(Layout coordinate data)

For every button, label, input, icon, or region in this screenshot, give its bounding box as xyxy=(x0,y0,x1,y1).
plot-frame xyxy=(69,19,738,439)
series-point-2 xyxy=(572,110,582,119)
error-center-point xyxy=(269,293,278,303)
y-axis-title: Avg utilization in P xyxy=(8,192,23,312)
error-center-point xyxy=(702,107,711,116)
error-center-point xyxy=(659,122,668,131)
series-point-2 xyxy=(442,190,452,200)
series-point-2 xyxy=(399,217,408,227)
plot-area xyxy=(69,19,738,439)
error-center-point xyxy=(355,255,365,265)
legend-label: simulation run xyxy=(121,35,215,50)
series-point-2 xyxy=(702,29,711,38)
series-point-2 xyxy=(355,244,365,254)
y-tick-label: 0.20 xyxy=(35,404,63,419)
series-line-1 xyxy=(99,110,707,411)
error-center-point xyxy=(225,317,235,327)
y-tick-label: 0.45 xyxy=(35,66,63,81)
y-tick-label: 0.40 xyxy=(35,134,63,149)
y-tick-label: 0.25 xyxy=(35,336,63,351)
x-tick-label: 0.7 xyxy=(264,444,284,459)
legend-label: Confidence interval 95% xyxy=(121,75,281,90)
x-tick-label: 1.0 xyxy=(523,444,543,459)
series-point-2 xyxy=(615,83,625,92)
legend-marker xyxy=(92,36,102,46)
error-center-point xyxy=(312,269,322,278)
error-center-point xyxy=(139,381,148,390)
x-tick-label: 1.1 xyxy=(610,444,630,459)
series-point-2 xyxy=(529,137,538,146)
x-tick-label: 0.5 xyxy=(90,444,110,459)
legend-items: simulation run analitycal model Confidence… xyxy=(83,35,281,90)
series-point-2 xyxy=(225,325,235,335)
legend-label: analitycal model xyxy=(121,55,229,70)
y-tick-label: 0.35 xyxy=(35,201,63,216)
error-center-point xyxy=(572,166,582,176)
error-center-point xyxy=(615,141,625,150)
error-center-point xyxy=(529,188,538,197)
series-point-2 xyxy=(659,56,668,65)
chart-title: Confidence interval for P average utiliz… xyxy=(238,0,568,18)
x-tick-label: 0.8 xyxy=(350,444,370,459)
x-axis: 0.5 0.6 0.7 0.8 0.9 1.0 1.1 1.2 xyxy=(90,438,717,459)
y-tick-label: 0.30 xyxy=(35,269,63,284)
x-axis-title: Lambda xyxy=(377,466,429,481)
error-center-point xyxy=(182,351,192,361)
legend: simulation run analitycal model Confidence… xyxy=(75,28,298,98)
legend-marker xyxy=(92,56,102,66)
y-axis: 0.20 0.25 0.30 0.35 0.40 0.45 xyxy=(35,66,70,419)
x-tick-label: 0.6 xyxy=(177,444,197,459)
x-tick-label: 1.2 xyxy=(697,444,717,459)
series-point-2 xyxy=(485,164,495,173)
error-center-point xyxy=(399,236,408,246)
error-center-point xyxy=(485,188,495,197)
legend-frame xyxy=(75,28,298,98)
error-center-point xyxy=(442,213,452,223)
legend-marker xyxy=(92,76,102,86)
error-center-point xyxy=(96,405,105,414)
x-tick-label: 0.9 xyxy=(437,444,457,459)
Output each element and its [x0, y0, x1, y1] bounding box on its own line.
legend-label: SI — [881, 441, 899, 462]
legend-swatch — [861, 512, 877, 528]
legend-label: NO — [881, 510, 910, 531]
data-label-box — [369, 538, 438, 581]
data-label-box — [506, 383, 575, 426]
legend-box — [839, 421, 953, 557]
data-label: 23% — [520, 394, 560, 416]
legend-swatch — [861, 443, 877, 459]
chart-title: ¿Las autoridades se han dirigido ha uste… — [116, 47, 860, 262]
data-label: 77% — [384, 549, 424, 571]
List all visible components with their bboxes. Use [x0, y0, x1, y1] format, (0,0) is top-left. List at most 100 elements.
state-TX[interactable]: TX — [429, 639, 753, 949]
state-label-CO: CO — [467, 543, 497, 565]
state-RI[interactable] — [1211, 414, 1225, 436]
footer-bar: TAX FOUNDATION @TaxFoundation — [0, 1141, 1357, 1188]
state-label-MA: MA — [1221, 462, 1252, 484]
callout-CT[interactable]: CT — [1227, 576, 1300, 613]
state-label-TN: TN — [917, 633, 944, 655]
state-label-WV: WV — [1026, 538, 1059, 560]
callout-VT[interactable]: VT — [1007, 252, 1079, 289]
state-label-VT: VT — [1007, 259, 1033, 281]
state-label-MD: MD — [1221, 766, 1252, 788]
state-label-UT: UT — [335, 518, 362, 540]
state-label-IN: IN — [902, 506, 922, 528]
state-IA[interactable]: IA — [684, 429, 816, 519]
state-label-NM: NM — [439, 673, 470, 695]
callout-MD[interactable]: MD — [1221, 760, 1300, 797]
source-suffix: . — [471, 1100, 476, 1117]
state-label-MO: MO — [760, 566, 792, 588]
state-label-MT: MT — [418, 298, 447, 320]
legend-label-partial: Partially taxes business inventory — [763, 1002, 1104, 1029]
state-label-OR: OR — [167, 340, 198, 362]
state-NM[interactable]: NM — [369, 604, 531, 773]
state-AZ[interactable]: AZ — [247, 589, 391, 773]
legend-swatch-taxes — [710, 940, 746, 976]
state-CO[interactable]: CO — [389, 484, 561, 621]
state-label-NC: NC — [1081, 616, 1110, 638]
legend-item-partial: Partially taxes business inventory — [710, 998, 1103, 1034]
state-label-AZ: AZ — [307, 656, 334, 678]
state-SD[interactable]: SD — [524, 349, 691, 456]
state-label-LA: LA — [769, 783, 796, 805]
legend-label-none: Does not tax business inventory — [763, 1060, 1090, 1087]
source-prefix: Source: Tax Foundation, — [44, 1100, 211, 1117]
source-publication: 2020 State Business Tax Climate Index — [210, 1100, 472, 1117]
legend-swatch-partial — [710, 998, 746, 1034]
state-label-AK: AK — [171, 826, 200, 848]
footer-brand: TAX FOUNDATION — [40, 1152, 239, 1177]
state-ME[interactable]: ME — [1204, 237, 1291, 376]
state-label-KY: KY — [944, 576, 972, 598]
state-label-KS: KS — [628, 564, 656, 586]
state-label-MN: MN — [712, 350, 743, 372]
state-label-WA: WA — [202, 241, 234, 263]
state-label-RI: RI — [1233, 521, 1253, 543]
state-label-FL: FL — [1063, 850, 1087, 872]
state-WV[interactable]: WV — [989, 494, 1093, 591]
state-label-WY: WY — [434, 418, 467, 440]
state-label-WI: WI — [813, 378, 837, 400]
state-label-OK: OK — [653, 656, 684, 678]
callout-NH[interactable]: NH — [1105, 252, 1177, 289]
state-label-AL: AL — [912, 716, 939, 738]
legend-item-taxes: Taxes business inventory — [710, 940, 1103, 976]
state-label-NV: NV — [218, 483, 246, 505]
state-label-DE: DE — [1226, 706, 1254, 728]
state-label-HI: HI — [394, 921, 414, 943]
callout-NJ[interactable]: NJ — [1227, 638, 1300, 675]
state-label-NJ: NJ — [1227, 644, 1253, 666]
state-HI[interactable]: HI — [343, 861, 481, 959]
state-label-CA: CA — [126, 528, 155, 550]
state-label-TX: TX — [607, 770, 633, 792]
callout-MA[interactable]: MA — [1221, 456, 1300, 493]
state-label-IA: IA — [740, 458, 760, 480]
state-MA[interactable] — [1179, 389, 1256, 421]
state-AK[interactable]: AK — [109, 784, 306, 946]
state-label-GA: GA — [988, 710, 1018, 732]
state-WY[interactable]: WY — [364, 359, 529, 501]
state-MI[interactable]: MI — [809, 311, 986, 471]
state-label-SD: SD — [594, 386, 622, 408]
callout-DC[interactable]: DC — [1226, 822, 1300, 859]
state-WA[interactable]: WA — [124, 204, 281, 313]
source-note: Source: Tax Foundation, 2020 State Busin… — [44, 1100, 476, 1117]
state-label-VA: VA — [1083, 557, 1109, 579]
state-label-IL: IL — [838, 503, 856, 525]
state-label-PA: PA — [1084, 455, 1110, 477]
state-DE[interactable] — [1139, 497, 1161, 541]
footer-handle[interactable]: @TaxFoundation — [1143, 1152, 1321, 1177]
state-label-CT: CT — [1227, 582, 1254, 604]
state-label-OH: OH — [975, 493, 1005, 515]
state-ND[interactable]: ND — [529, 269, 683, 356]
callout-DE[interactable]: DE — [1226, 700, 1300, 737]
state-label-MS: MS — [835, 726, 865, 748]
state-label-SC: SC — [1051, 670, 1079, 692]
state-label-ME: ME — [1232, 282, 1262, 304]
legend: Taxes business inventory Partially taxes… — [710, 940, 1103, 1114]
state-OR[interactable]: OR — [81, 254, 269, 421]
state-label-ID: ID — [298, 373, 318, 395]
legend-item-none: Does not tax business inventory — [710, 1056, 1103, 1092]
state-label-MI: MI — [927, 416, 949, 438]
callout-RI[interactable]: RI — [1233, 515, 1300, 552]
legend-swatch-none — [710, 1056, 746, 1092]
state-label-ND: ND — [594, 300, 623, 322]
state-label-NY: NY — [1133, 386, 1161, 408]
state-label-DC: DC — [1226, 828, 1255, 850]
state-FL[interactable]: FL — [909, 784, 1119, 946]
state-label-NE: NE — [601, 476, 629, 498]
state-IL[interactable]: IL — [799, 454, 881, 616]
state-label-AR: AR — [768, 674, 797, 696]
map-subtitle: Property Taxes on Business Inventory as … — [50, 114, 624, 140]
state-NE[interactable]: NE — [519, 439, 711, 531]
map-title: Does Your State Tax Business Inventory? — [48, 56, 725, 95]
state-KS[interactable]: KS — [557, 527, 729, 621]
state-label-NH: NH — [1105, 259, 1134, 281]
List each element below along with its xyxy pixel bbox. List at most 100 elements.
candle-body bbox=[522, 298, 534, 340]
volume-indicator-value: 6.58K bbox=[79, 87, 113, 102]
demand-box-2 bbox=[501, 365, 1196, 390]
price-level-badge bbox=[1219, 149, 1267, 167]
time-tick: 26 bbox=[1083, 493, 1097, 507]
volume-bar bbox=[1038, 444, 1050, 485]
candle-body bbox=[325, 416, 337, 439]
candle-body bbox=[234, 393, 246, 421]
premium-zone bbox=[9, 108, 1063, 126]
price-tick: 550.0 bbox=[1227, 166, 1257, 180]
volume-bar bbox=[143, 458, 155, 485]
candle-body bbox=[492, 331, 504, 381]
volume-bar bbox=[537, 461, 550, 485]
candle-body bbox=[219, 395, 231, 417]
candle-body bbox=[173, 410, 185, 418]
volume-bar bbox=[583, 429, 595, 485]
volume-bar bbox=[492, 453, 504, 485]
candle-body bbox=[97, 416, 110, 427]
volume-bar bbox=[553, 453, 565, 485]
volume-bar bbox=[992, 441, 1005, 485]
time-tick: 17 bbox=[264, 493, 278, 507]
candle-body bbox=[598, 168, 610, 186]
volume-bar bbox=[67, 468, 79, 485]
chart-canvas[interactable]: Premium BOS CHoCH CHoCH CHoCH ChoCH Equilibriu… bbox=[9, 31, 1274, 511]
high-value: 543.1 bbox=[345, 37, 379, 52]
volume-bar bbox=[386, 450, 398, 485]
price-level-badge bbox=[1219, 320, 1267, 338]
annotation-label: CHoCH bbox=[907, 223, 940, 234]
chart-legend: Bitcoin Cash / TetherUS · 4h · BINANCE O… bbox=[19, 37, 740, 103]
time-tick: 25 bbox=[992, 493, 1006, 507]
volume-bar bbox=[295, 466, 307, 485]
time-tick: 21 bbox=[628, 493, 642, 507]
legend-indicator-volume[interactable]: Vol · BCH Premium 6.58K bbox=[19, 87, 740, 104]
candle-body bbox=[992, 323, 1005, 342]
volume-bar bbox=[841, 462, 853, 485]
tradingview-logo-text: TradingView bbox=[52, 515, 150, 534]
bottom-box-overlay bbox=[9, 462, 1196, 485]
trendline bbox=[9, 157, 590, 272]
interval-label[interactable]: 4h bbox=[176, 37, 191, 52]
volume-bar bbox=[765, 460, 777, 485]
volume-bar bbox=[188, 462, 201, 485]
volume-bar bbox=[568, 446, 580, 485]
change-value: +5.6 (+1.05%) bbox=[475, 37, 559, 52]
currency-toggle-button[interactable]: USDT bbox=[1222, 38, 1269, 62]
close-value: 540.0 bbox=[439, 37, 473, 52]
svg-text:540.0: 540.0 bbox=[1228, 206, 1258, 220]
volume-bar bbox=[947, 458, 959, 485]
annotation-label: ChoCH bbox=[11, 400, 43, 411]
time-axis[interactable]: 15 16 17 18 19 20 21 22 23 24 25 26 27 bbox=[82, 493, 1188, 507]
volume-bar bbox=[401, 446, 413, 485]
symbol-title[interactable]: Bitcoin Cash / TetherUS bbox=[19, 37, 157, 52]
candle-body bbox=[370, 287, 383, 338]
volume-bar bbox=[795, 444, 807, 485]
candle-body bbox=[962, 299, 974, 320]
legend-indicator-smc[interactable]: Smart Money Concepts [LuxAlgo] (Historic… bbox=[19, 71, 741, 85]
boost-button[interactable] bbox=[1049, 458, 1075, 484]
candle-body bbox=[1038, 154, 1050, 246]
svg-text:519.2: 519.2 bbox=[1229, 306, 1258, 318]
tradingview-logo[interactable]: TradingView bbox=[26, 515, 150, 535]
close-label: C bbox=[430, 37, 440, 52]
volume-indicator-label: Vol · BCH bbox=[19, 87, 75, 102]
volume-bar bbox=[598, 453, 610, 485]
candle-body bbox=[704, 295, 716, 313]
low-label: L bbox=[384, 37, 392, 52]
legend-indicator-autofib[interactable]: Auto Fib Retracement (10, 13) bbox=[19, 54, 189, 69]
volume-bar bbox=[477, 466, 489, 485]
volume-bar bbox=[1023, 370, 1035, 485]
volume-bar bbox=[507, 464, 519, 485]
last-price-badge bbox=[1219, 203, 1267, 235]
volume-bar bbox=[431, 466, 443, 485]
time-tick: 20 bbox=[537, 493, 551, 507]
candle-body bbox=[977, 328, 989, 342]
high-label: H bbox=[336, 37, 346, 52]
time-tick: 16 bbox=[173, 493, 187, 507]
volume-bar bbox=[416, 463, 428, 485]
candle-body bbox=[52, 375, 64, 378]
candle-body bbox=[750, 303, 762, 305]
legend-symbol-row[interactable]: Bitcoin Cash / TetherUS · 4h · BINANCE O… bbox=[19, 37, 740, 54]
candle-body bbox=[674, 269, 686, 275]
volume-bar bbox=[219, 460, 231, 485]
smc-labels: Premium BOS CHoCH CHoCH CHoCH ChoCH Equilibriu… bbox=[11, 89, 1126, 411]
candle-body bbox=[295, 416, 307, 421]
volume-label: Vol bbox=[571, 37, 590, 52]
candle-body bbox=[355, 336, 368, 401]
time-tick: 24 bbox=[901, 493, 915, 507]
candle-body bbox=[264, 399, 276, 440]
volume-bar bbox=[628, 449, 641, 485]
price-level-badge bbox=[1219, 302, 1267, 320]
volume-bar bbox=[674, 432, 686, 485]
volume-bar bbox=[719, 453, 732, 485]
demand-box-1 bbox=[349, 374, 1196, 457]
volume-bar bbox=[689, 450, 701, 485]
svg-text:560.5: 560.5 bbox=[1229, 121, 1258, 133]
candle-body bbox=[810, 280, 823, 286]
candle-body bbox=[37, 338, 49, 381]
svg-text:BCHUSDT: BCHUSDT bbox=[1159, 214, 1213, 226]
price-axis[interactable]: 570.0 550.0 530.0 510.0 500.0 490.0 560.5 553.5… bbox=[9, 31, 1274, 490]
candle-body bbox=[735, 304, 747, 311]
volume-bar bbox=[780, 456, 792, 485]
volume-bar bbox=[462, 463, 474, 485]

= What you should do =
Express each line of the listing, from its first line through the line containing "series-point-2 xyxy=(615,83,625,92)", as a Markdown table with the columns Row and Line, omitting blank lines.

= Response to this task =
| Row | Line |
|---|---|
| 1 | For every button, label, input, icon, or region in this screenshot, give its bounding box as xyxy=(x0,y0,x1,y1). |
| 2 | plot-frame xyxy=(69,19,738,439) |
| 3 | series-point-2 xyxy=(572,110,582,119) |
| 4 | error-center-point xyxy=(269,293,278,303) |
| 5 | y-axis-title: Avg utilization in P xyxy=(8,192,23,312) |
| 6 | error-center-point xyxy=(702,107,711,116) |
| 7 | error-center-point xyxy=(659,122,668,131) |
| 8 | series-point-2 xyxy=(442,190,452,200) |
| 9 | series-point-2 xyxy=(399,217,408,227) |
| 10 | plot-area xyxy=(69,19,738,439) |
| 11 | error-center-point xyxy=(355,255,365,265) |
| 12 | legend-label: simulation run xyxy=(121,35,215,50) |
| 13 | series-point-2 xyxy=(702,29,711,38) |
| 14 | series-point-2 xyxy=(355,244,365,254) |
| 15 | y-tick-label: 0.20 xyxy=(35,404,63,419) |
| 16 | series-line-1 xyxy=(99,110,707,411) |
| 17 | error-center-point xyxy=(225,317,235,327) |
| 18 | y-tick-label: 0.45 xyxy=(35,66,63,81) |
| 19 | y-tick-label: 0.40 xyxy=(35,134,63,149) |
| 20 | y-tick-label: 0.25 xyxy=(35,336,63,351) |
| 21 | x-tick-label: 0.7 xyxy=(264,444,284,459) |
| 22 | legend-label: Confidence interval 95% xyxy=(121,75,281,90) |
| 23 | x-tick-label: 1.0 xyxy=(523,444,543,459) |
| 24 | series-point-2 xyxy=(615,83,625,92) |